(Recorded data)
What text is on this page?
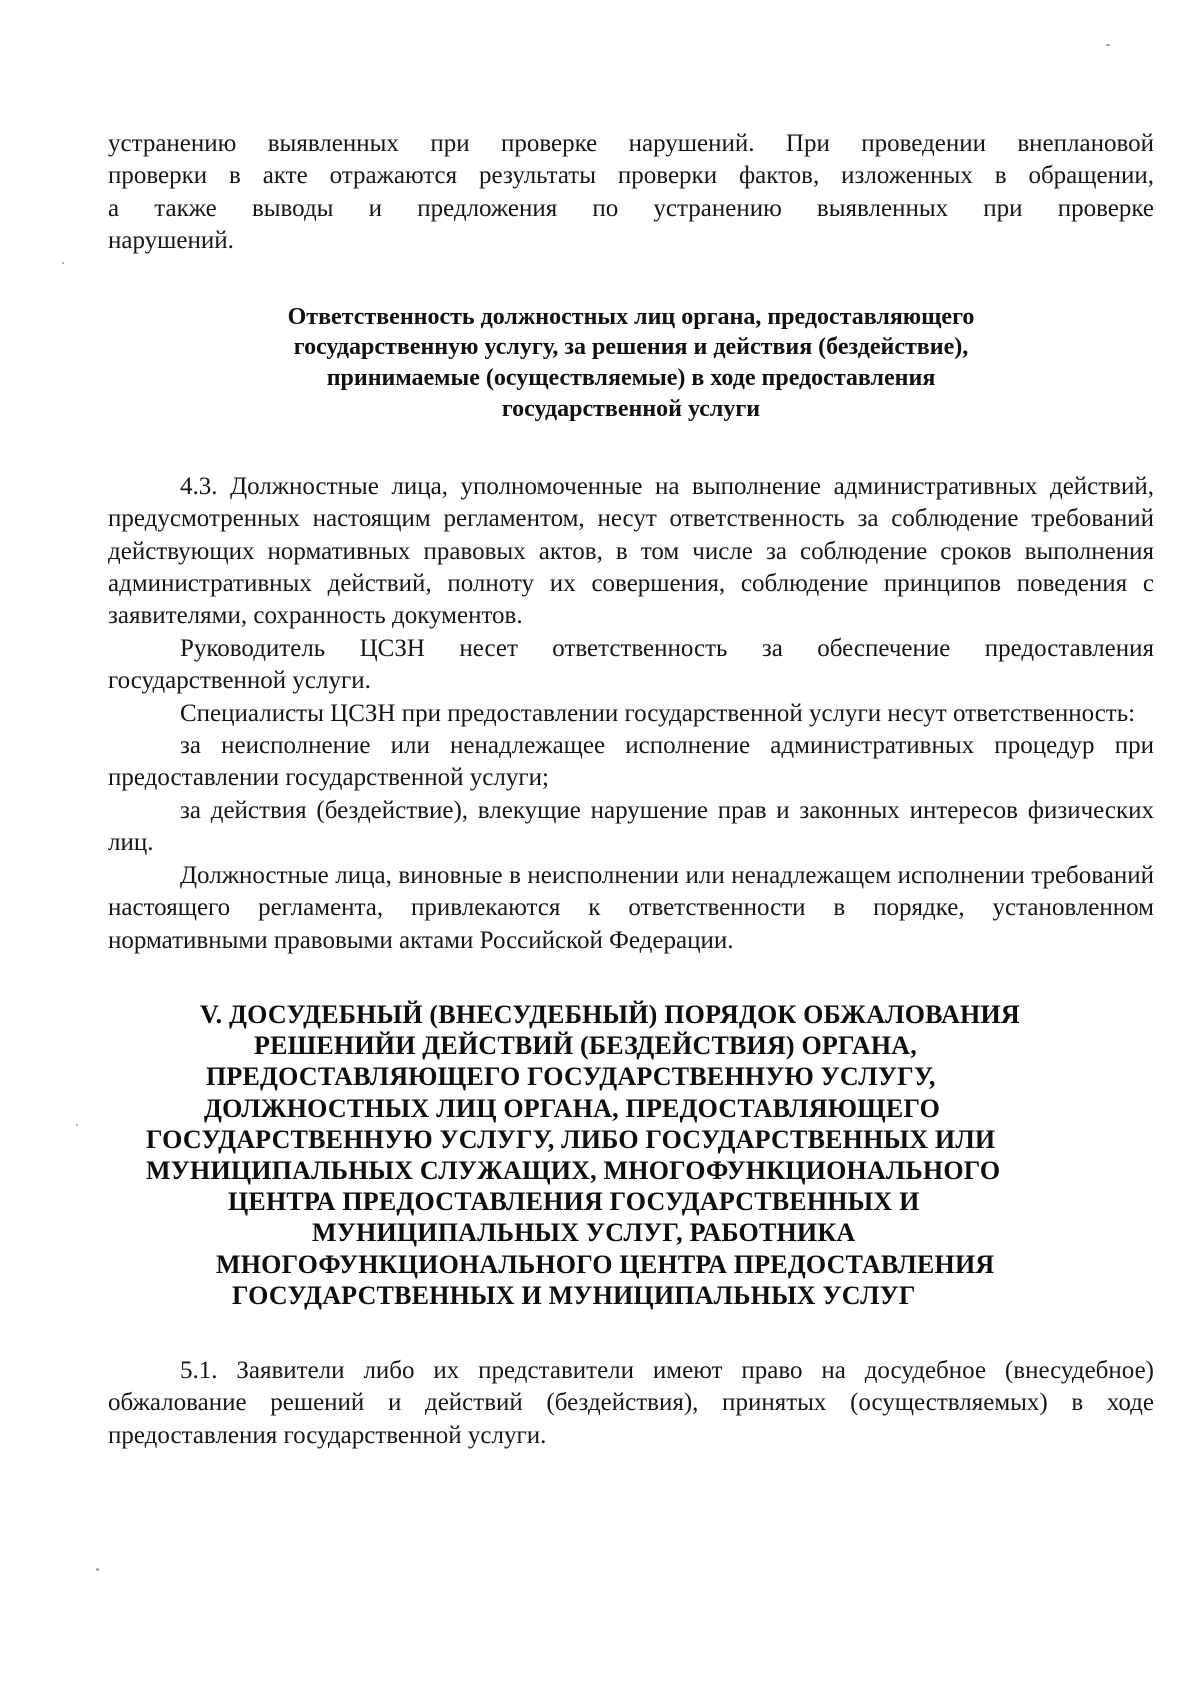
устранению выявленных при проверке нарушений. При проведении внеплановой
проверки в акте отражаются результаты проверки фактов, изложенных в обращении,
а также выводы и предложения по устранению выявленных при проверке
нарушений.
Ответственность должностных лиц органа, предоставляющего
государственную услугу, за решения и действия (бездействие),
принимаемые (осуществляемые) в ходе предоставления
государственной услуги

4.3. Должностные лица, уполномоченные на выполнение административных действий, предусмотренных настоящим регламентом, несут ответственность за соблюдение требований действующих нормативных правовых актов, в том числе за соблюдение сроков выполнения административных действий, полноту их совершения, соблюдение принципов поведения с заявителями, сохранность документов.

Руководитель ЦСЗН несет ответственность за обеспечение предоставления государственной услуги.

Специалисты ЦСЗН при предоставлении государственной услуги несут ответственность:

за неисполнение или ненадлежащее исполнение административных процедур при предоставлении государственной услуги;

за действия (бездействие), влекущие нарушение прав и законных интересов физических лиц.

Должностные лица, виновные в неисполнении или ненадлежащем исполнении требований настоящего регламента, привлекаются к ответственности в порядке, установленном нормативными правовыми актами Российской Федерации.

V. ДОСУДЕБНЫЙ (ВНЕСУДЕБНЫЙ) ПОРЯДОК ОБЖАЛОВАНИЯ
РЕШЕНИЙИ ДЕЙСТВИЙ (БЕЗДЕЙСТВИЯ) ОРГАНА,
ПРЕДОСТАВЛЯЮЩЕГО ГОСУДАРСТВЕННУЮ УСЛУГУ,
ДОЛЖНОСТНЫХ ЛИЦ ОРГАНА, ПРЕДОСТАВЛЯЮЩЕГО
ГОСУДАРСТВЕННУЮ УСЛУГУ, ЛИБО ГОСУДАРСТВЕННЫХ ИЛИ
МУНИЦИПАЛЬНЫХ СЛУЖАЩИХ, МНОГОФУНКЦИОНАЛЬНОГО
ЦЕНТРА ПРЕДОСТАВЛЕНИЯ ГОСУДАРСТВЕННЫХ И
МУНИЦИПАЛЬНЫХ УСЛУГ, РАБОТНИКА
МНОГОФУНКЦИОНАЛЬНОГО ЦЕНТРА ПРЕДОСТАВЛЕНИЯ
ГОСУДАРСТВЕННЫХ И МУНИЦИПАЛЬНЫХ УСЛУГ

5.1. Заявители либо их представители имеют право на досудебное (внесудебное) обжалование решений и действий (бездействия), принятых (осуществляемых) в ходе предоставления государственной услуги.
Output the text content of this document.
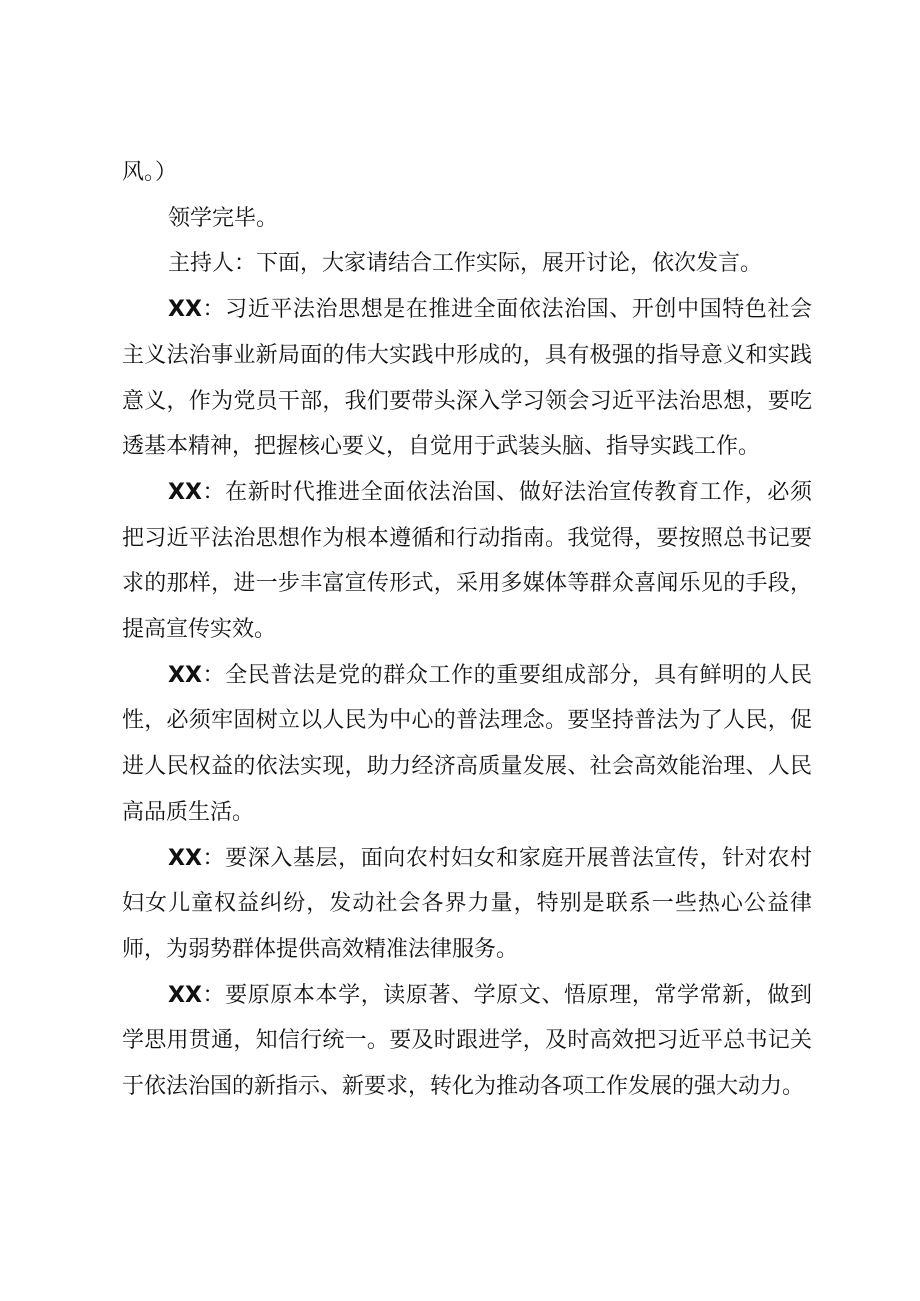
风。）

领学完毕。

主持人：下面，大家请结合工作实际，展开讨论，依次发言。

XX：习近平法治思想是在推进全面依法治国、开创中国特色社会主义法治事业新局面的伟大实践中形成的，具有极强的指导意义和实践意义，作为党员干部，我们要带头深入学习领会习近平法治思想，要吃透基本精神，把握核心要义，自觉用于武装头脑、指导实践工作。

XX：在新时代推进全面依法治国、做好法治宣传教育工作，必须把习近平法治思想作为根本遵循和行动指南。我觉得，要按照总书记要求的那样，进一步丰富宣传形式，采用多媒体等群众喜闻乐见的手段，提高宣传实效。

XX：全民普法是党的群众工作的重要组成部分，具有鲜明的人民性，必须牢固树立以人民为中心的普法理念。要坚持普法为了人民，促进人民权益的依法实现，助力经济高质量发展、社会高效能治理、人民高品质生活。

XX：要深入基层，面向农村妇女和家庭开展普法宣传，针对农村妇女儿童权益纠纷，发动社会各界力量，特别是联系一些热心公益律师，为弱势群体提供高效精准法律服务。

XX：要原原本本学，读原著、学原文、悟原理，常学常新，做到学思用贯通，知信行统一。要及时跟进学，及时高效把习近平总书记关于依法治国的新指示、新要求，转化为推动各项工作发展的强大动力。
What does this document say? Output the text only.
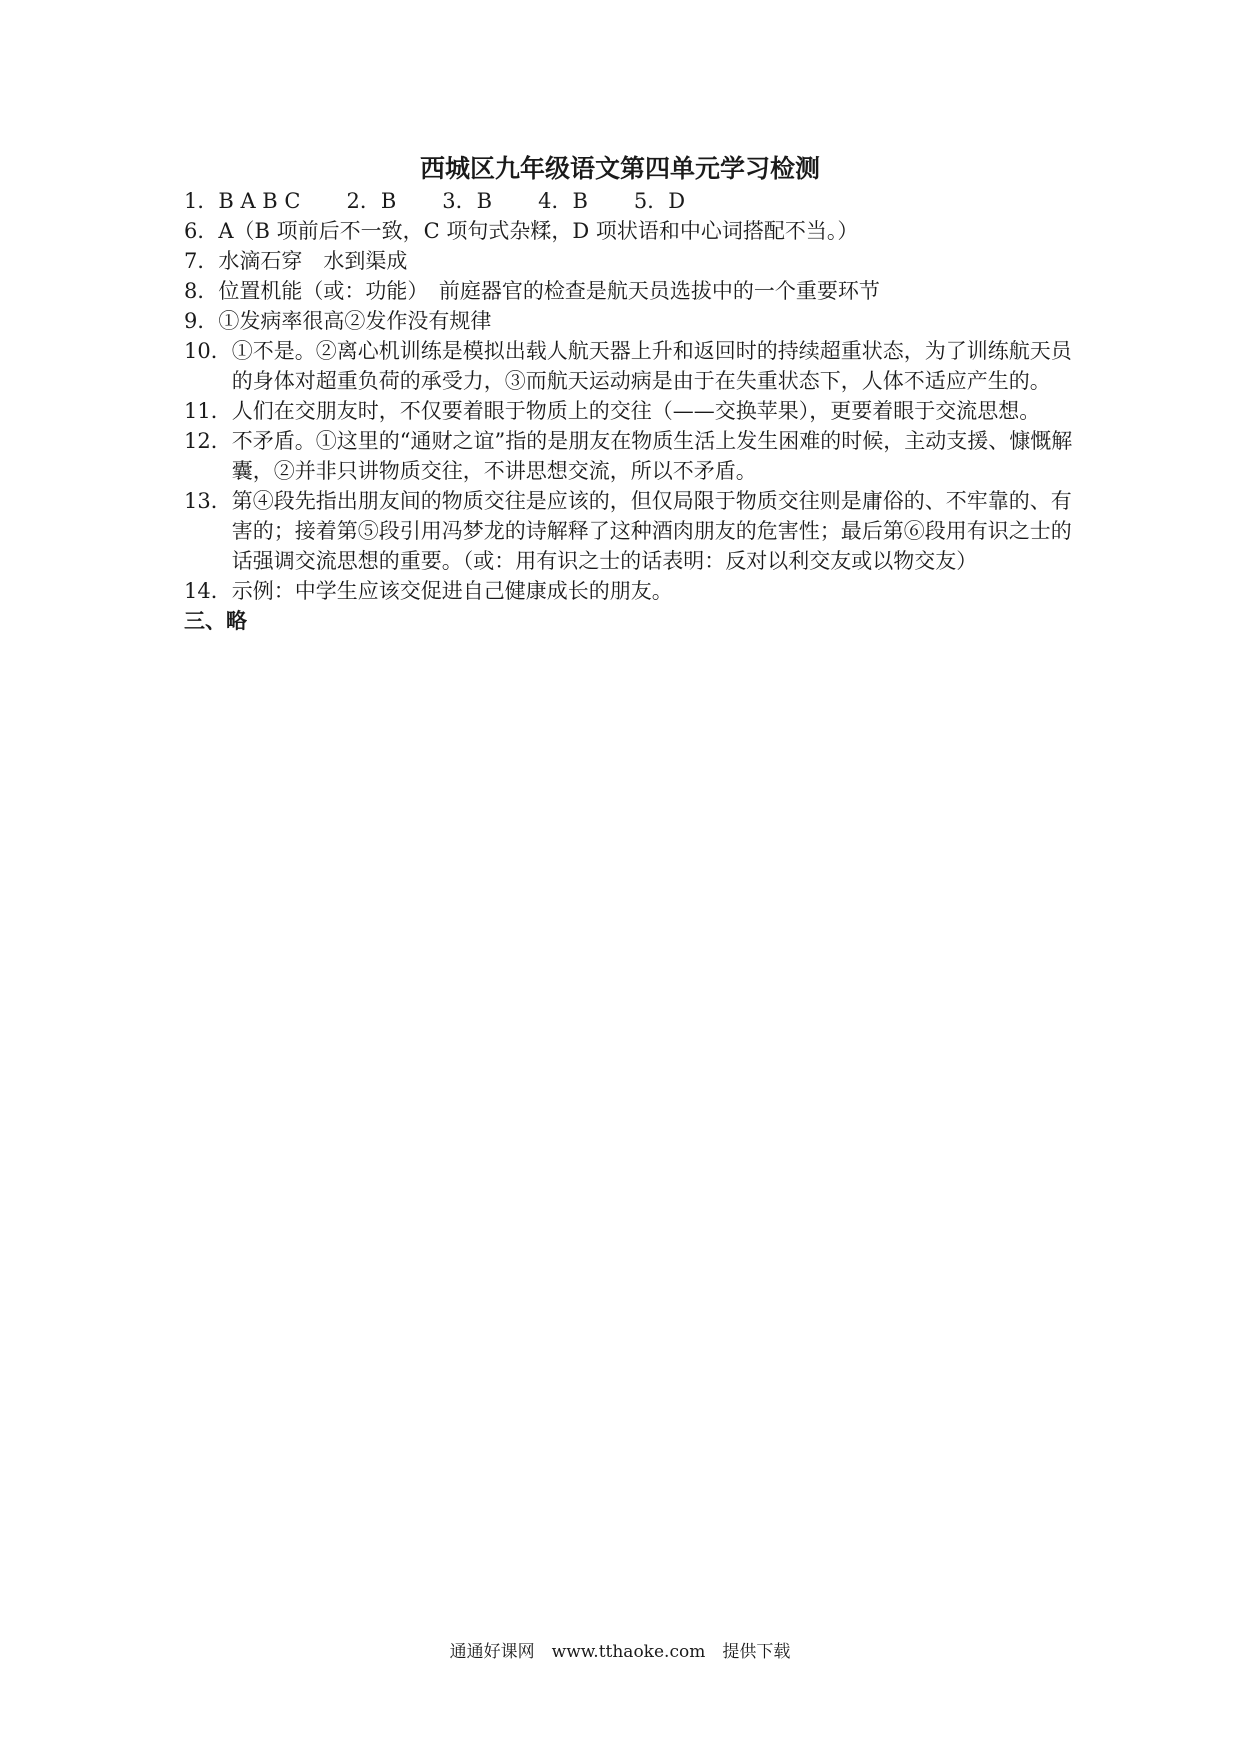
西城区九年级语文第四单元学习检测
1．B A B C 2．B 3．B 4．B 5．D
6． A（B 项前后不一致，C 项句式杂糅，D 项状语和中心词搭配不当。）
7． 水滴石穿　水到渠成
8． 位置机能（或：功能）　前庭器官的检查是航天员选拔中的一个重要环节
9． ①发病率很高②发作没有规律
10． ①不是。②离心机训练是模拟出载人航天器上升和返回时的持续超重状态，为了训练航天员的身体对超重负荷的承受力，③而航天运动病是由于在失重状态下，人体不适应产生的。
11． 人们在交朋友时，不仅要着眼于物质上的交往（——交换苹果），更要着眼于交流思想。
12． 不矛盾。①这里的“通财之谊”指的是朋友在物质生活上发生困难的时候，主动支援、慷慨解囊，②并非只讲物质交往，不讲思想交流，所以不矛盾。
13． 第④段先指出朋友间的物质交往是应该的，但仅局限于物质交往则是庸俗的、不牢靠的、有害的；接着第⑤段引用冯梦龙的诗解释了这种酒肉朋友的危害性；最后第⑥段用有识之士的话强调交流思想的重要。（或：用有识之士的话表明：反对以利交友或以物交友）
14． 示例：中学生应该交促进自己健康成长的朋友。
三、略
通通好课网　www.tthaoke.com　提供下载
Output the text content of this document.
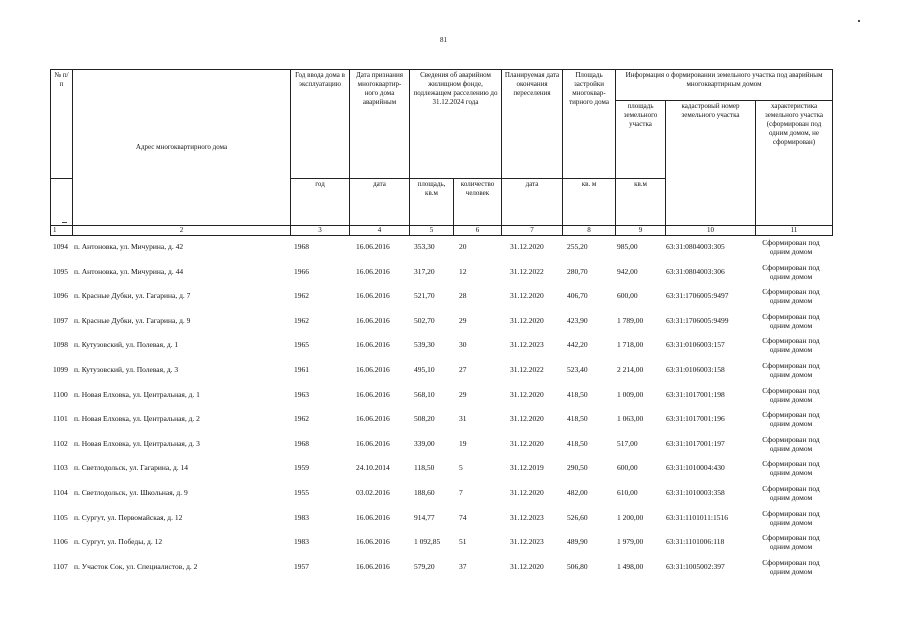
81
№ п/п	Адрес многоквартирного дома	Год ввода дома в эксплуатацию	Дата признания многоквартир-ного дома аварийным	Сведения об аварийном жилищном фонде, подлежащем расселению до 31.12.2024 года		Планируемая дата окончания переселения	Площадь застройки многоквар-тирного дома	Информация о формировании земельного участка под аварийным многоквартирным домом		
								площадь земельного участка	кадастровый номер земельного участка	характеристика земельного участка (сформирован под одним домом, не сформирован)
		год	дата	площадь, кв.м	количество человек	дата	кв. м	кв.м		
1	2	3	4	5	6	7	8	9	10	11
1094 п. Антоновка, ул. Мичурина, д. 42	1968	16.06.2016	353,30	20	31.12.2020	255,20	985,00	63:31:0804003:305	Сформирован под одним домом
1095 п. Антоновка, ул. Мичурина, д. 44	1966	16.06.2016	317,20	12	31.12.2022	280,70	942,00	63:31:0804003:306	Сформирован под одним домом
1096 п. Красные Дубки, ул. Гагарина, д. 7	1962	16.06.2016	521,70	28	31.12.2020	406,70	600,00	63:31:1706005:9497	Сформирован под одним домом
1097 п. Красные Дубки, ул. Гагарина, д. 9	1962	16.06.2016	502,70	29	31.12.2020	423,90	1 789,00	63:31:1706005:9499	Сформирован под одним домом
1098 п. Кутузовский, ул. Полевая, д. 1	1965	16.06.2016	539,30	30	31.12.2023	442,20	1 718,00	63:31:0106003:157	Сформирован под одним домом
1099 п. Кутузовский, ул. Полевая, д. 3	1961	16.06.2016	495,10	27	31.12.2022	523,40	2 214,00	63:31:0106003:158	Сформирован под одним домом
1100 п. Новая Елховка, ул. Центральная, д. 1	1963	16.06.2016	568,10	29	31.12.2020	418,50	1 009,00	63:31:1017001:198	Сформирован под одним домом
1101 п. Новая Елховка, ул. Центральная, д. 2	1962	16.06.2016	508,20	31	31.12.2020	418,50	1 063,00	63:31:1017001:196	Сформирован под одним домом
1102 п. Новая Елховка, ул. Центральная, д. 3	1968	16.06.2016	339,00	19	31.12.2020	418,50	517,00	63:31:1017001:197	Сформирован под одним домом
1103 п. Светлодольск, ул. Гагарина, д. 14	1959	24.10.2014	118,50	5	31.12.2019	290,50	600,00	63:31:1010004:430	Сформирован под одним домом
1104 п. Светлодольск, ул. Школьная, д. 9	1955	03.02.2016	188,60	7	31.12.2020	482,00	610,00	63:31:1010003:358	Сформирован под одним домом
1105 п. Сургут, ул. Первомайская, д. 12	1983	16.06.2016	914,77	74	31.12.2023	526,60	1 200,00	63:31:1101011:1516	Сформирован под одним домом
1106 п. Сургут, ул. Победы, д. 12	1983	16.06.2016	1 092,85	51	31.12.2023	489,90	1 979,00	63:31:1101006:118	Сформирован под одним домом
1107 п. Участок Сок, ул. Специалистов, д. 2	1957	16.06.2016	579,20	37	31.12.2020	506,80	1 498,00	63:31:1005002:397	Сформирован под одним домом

- To do:
Search the entries for "Дубки" and copy out each line that has it.

- Result for this task:
1096 п. Красные Дубки, ул. Гагарина, д. 7	1962	16.06.2016	521,70	28	31.12.2020	406,70	600,00	63:31:1706005:9497	Сформирован под одним домом
1097 п. Красные Дубки, ул. Гагарина, д. 9	1962	16.06.2016	502,70	29	31.12.2020	423,90	1 789,00	63:31:1706005:9499	Сформирован под одним домом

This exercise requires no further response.